_The request_. Search the data for the string "fuit" and extract every line where it appears.

-----

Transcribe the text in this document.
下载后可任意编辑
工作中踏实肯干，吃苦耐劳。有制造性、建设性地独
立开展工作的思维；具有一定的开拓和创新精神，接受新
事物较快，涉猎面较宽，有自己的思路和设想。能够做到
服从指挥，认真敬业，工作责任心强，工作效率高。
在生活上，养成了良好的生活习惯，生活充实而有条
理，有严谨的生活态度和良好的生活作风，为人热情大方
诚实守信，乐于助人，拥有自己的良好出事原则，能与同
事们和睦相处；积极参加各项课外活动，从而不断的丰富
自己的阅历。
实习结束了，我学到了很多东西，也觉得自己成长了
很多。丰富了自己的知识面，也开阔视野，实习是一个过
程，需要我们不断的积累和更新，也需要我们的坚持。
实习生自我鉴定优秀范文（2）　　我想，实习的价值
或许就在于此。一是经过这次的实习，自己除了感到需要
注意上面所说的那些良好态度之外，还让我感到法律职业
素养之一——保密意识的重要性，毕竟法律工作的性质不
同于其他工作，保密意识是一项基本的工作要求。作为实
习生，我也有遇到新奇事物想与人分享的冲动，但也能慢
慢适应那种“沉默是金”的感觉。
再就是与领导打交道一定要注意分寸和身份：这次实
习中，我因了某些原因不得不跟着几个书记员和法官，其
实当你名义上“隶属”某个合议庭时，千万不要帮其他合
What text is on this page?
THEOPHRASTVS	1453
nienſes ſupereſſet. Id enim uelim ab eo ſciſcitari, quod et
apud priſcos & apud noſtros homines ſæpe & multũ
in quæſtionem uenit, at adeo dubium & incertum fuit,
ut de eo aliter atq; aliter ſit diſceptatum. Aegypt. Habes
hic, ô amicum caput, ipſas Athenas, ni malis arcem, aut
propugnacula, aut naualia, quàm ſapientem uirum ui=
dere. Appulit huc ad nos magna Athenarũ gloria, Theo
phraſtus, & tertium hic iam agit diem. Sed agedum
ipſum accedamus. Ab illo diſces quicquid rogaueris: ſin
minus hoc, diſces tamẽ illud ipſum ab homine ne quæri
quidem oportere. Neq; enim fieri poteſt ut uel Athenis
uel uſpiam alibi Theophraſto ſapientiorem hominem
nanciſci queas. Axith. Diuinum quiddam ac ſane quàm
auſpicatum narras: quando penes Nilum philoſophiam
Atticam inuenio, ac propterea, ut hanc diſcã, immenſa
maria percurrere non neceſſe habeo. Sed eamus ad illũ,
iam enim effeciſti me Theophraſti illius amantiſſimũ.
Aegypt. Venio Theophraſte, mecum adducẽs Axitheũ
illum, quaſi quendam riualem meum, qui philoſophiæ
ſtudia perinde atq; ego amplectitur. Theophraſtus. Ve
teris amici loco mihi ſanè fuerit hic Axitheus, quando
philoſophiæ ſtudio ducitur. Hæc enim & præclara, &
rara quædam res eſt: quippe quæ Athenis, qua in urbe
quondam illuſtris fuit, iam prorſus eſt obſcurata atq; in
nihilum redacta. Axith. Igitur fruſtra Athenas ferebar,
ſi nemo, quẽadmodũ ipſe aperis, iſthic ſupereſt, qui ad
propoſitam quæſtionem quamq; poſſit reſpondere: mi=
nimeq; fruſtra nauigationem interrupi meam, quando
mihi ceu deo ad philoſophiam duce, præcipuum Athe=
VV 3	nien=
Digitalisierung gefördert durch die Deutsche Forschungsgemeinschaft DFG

-----

_Exercise output_.
in quæſtionem uenit, at adeo dubium & incertum fuit,
quondam illuſtris fuit, iam prorſus eſt obſcurata atq; in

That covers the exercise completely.